# Task
Read the listing and extract each line that includes the word "this".

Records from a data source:
## begin

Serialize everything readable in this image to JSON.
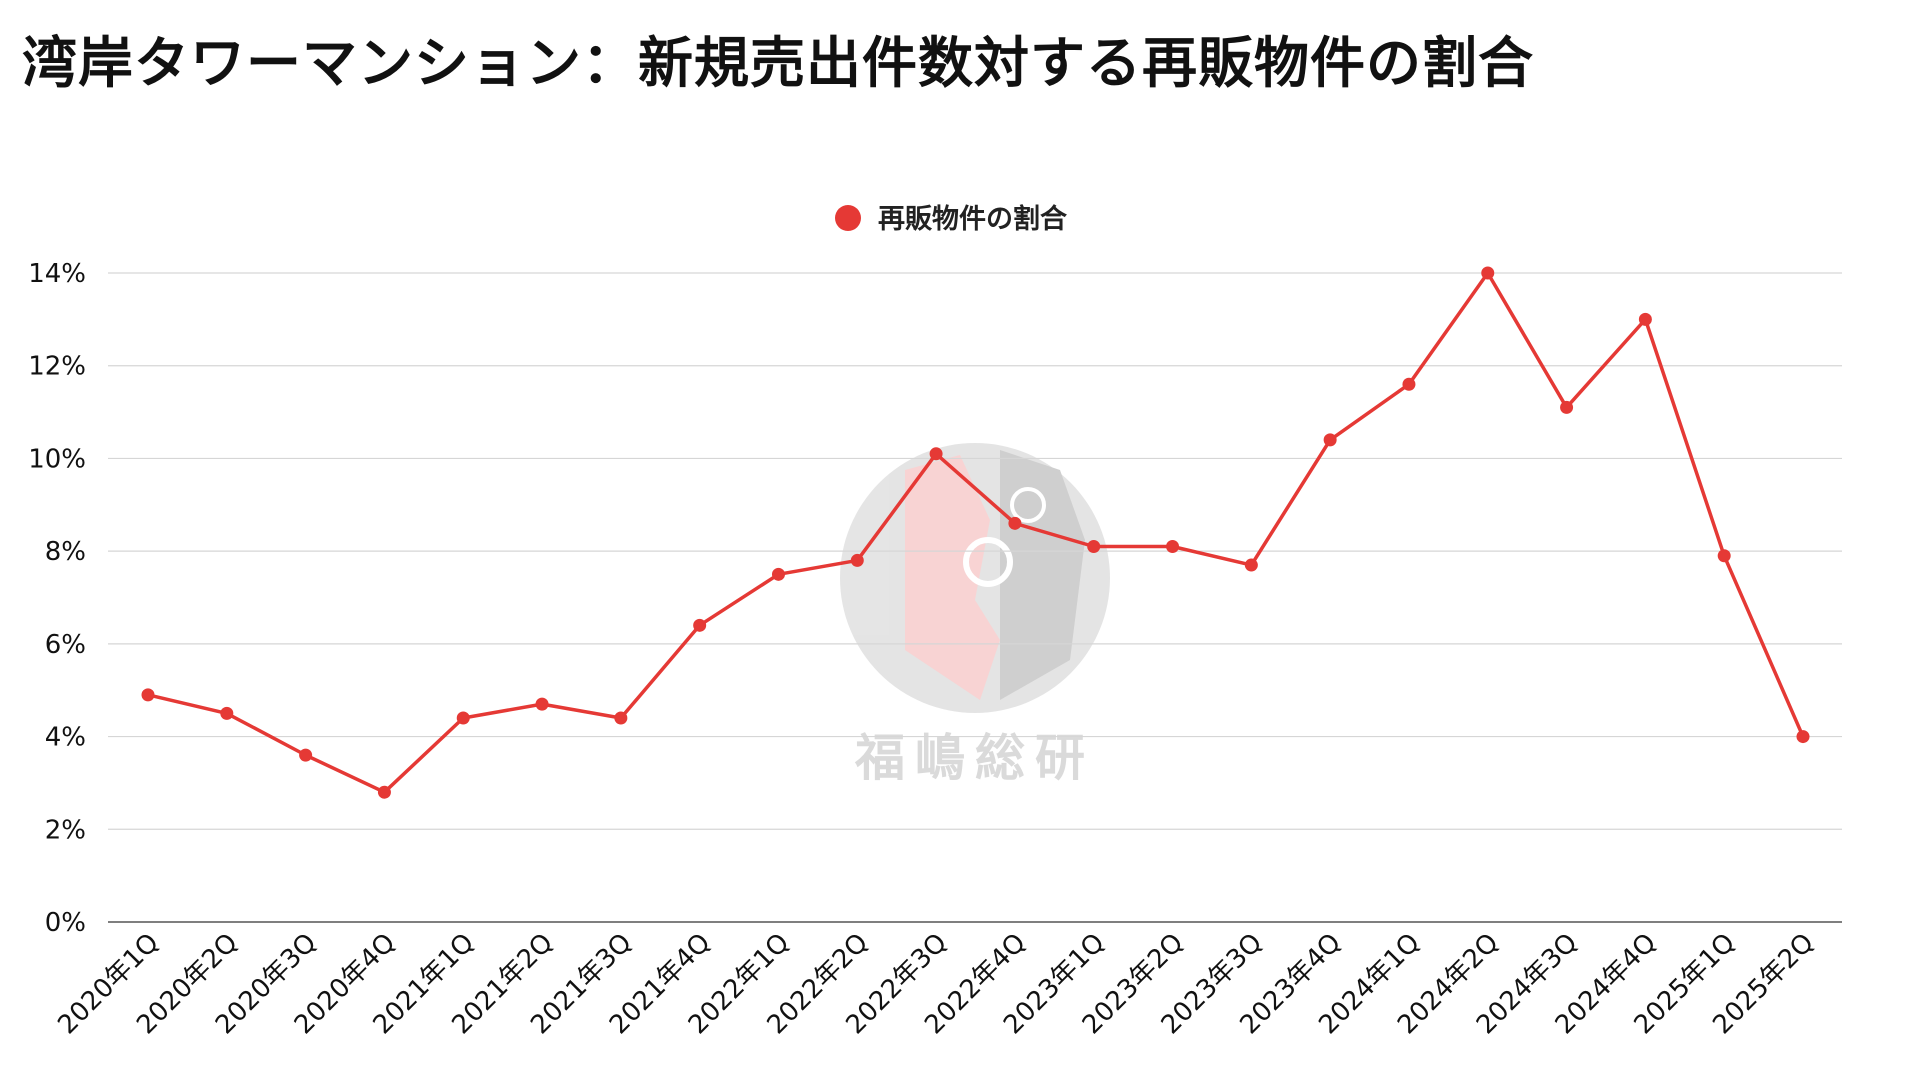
{
  "chart_data": {
    "type": "line",
    "title": "湾岸タワーマンション：新規売出件数対する再販物件の割合",
    "categories": [
      "2020年1Q",
      "2020年2Q",
      "2020年3Q",
      "2020年4Q",
      "2021年1Q",
      "2021年2Q",
      "2021年3Q",
      "2021年4Q",
      "2022年1Q",
      "2022年2Q",
      "2022年3Q",
      "2022年4Q",
      "2023年1Q",
      "2023年2Q",
      "2023年3Q",
      "2023年4Q",
      "2024年1Q",
      "2024年2Q",
      "2024年3Q",
      "2024年4Q",
      "2025年1Q",
      "2025年2Q"
    ],
    "series": [
      {
        "name": "再販物件の割合",
        "color": "#e53935",
        "values": [
          4.9,
          4.5,
          3.6,
          2.8,
          4.4,
          4.7,
          4.4,
          6.4,
          7.5,
          7.8,
          10.1,
          8.6,
          8.1,
          8.1,
          7.7,
          10.4,
          11.6,
          14.0,
          11.1,
          13.0,
          7.9,
          4.0
        ]
      }
    ],
    "ylim": [
      0,
      14
    ],
    "yticks": [
      0,
      2,
      4,
      6,
      8,
      10,
      12,
      14
    ],
    "ytick_suffix": "%",
    "xlabel": "",
    "ylabel": "",
    "grid": true,
    "legend_position": "top-center"
  },
  "watermark": {
    "text": "福嶋総研",
    "color": "#bdbdbd",
    "accent": "#f2b8b8"
  }
}
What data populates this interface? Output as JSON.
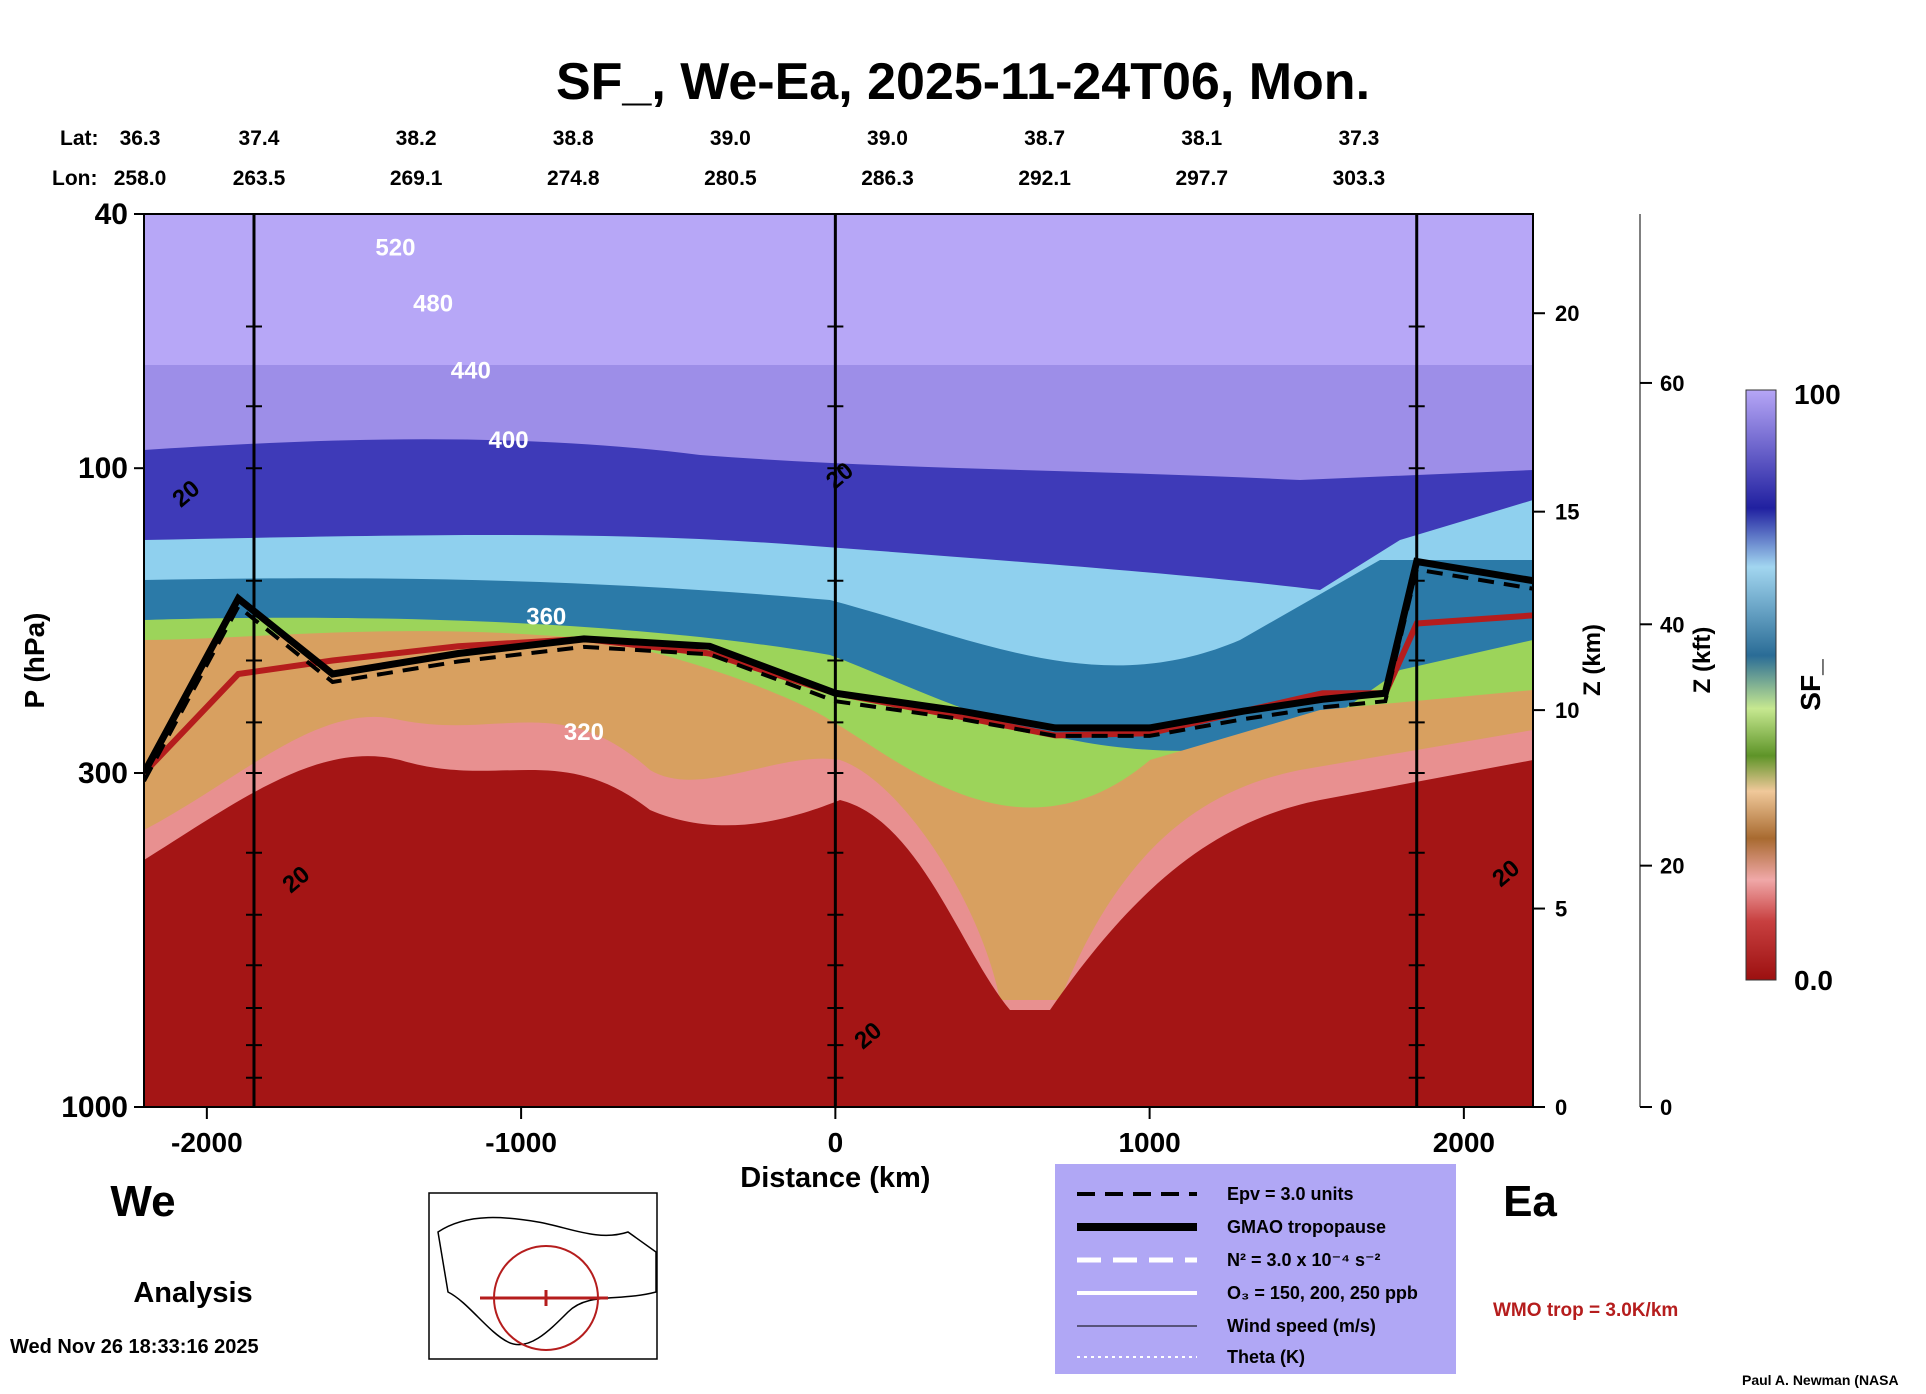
{
  "page": {
    "title": "SF_, We-Ea, 2025-11-24T06, Mon.",
    "lat_label": "Lat:",
    "lon_label": "Lon:",
    "west_label": "We",
    "east_label": "Ea",
    "analysis_label": "Analysis",
    "timestamp": "Wed Nov 26 18:33:16 2025",
    "credit": "Paul A. Newman (NASA",
    "wmo_note": "WMO trop = 3.0K/km"
  },
  "legend": {
    "items": [
      {
        "label": "Epv = 3.0 units",
        "style": "dashed-black"
      },
      {
        "label": "GMAO tropopause",
        "style": "thick-black"
      },
      {
        "label": "N² = 3.0 x 10⁻⁴ s⁻²",
        "style": "dashed-white"
      },
      {
        "label": "O₃ = 150, 200, 250 ppb",
        "style": "solid-white"
      },
      {
        "label": "Wind speed (m/s)",
        "style": "thin-black"
      },
      {
        "label": "Theta (K)",
        "style": "dotted-white"
      }
    ]
  },
  "chart_data": {
    "type": "heatmap",
    "title": "SF_, We-Ea, 2025-11-24T06, Mon.",
    "xlabel": "Distance (km)",
    "ylabel": "P (hPa)",
    "right_axis_1_label": "Z (km)",
    "right_axis_2_label": "Z (kft)",
    "xlim": [
      -2200,
      2220
    ],
    "ylim": [
      1000,
      40
    ],
    "y_scale": "log",
    "x_ticks": [
      -2000,
      -1000,
      0,
      1000,
      2000
    ],
    "y_ticks": [
      40,
      100,
      300,
      1000
    ],
    "z_km_ticks": [
      0,
      5,
      10,
      15,
      20
    ],
    "z_kft_ticks": [
      0,
      20,
      40,
      60
    ],
    "latitudes": [
      36.3,
      37.4,
      38.2,
      38.8,
      39.0,
      39.0,
      38.7,
      38.1,
      37.3
    ],
    "longitudes": [
      258.0,
      263.5,
      269.1,
      274.8,
      280.5,
      286.3,
      292.1,
      297.7,
      303.3
    ],
    "station_distances_km": [
      -2200,
      -1850,
      -1350,
      -850,
      -350,
      150,
      650,
      1150,
      1650
    ],
    "vertical_marker_lines_km": [
      -1850,
      0,
      1850
    ],
    "colorbar": {
      "label": "SF_",
      "min": "0.0",
      "max": "100"
    },
    "theta_contours_K": [
      {
        "label": "520",
        "value": 520
      },
      {
        "label": "480",
        "value": 480
      },
      {
        "label": "440",
        "value": 440
      },
      {
        "label": "400",
        "value": 400
      },
      {
        "label": "360",
        "value": 360
      },
      {
        "label": "320",
        "value": 320
      }
    ],
    "wind_speed_labels": [
      "20",
      "20",
      "20",
      "20",
      "20"
    ],
    "tropopause_pressure_hPa": {
      "distance_km": [
        -2200,
        -1900,
        -1600,
        -1200,
        -800,
        -400,
        0,
        400,
        700,
        1000,
        1300,
        1550,
        1750,
        1850,
        2220
      ],
      "gmao": [
        300,
        160,
        210,
        195,
        185,
        190,
        225,
        240,
        255,
        255,
        240,
        230,
        225,
        140,
        150
      ],
      "wmo": [
        300,
        210,
        200,
        190,
        185,
        195,
        225,
        245,
        262,
        260,
        240,
        225,
        225,
        175,
        170
      ]
    }
  }
}
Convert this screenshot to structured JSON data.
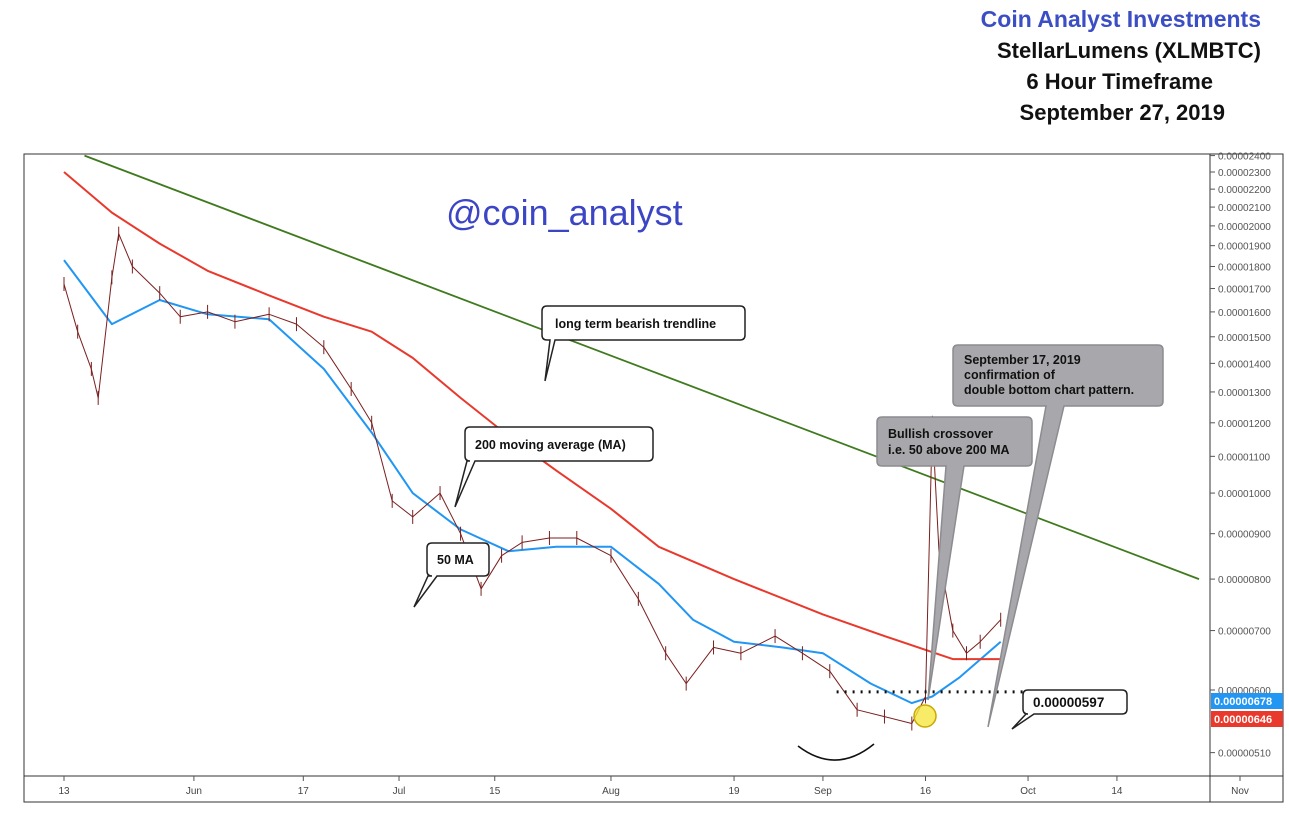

## end

# Reply to the exercise
Serialize everything readable in this image to JSON.
What data populates this interface? Output as JSON.
Convert this screenshot to structured JSON data.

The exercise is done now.